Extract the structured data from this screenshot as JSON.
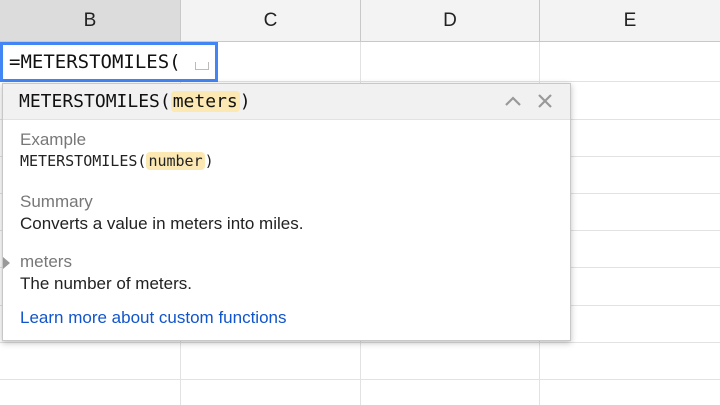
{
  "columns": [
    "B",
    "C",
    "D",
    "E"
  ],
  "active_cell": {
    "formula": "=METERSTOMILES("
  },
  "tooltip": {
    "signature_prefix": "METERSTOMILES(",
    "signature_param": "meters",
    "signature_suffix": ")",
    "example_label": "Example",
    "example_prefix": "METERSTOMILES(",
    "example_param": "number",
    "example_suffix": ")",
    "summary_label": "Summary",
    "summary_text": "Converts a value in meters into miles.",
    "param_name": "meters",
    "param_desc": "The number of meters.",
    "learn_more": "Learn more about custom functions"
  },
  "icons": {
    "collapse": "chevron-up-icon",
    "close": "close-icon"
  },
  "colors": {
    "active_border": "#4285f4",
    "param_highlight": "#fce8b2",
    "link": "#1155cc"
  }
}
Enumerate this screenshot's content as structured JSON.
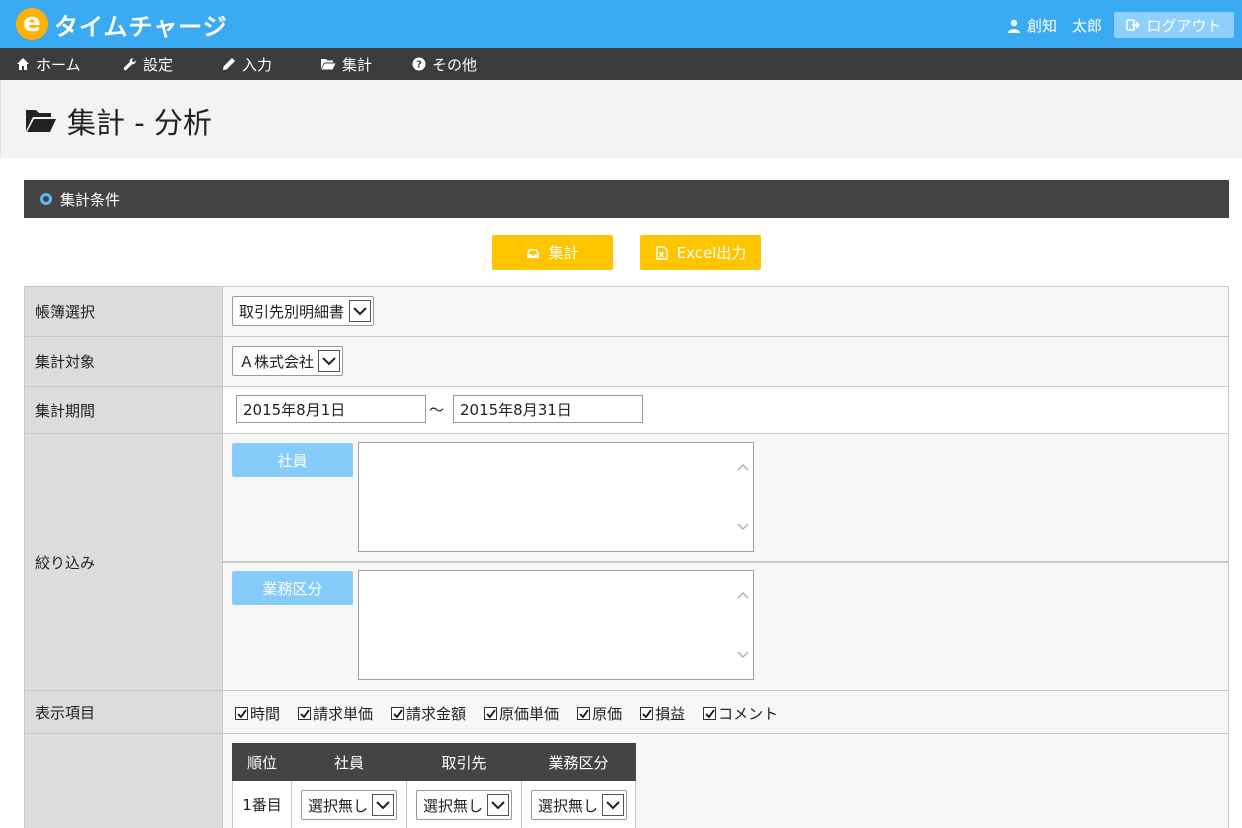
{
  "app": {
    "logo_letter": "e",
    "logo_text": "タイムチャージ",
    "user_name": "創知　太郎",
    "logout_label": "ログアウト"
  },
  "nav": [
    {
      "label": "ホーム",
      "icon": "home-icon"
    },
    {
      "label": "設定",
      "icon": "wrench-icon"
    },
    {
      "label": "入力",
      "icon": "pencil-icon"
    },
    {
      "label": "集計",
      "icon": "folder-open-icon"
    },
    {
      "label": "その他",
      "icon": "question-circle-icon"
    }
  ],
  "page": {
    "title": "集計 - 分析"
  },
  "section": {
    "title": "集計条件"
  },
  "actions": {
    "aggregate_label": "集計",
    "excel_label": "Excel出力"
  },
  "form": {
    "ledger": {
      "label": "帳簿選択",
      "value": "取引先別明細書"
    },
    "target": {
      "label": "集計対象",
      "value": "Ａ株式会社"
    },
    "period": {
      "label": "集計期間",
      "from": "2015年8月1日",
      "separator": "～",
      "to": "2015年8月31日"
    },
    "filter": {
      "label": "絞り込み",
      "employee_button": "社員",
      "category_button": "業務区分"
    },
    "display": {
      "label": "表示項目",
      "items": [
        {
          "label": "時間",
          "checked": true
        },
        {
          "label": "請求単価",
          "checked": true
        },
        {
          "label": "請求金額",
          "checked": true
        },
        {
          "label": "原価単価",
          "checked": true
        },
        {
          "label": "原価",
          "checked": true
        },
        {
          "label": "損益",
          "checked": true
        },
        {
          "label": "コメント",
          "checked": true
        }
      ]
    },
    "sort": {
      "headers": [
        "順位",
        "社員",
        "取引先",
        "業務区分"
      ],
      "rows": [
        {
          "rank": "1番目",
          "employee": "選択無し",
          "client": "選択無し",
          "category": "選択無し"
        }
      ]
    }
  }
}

━━━━━━━━━━━━━━━━━━━━

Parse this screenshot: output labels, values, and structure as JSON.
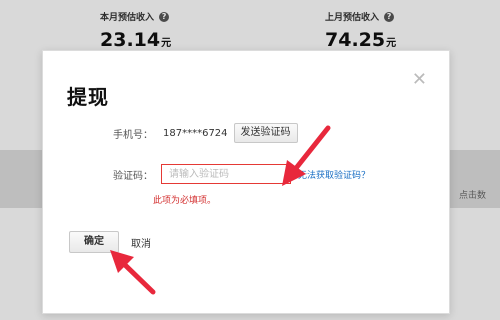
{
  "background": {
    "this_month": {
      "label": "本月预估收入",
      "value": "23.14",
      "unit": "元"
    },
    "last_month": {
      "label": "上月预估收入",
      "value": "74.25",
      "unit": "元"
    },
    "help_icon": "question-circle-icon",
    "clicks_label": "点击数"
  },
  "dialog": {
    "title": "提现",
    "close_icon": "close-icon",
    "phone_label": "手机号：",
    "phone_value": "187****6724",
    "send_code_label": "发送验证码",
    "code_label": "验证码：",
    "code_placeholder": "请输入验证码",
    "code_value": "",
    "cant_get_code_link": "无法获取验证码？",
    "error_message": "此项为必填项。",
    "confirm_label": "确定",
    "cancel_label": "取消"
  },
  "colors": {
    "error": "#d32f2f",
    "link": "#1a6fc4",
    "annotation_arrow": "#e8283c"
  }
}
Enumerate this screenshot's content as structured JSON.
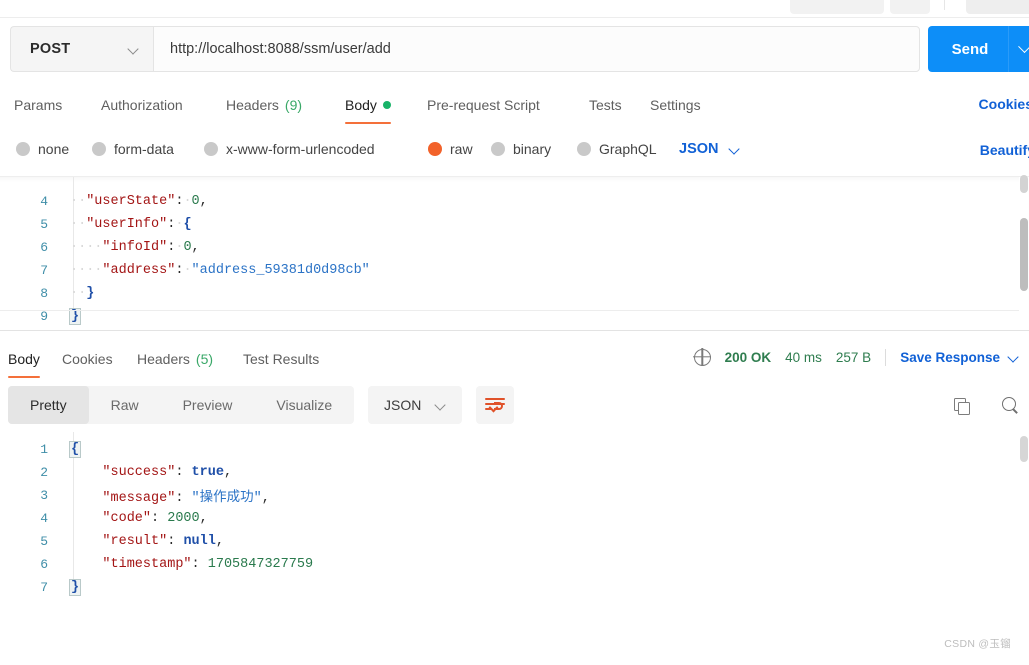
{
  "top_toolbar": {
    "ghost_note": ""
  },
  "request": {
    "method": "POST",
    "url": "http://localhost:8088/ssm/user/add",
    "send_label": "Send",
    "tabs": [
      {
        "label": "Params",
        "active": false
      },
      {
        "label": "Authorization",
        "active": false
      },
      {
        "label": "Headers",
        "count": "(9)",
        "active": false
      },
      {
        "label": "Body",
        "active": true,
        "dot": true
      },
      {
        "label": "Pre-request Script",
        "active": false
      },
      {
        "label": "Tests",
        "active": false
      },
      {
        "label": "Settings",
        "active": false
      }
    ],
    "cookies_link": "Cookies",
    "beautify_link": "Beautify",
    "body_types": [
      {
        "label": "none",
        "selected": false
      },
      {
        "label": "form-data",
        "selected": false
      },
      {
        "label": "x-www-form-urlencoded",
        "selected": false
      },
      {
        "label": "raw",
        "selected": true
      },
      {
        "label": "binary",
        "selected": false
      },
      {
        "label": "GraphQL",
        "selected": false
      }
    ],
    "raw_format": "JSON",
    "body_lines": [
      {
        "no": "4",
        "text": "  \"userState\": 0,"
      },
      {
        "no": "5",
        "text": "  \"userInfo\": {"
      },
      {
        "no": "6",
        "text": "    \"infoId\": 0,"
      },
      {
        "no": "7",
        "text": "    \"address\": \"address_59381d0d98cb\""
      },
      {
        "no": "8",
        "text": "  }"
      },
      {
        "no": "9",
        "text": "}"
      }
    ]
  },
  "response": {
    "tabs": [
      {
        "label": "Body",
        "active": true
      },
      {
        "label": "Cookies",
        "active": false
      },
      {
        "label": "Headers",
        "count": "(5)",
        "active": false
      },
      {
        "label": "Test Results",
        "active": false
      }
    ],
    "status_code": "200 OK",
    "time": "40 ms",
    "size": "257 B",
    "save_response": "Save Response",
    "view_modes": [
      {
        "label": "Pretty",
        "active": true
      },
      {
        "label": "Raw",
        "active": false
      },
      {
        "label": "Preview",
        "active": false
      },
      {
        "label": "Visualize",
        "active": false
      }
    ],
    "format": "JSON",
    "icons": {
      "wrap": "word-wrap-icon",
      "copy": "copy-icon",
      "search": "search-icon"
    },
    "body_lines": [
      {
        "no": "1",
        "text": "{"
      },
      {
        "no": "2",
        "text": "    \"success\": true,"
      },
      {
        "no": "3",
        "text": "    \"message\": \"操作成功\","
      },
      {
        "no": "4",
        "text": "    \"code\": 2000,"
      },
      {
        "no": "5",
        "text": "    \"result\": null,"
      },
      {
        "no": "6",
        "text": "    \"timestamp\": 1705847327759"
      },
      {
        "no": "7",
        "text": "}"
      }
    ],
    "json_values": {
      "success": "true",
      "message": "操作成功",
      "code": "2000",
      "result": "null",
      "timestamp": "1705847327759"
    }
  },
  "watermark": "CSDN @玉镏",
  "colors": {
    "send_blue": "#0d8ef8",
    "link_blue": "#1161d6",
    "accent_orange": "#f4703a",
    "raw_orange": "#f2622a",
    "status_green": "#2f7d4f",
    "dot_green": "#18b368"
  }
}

━━━━━━━━━━━━━━━━━━━━

■ **Aim of the task**:
Go through the entries and return each line where the word "timestamp" appears.

■ **Solution to this problem**:
        "text": "    \"timestamp\": 1705847327759"
      "timestamp": "1705847327759"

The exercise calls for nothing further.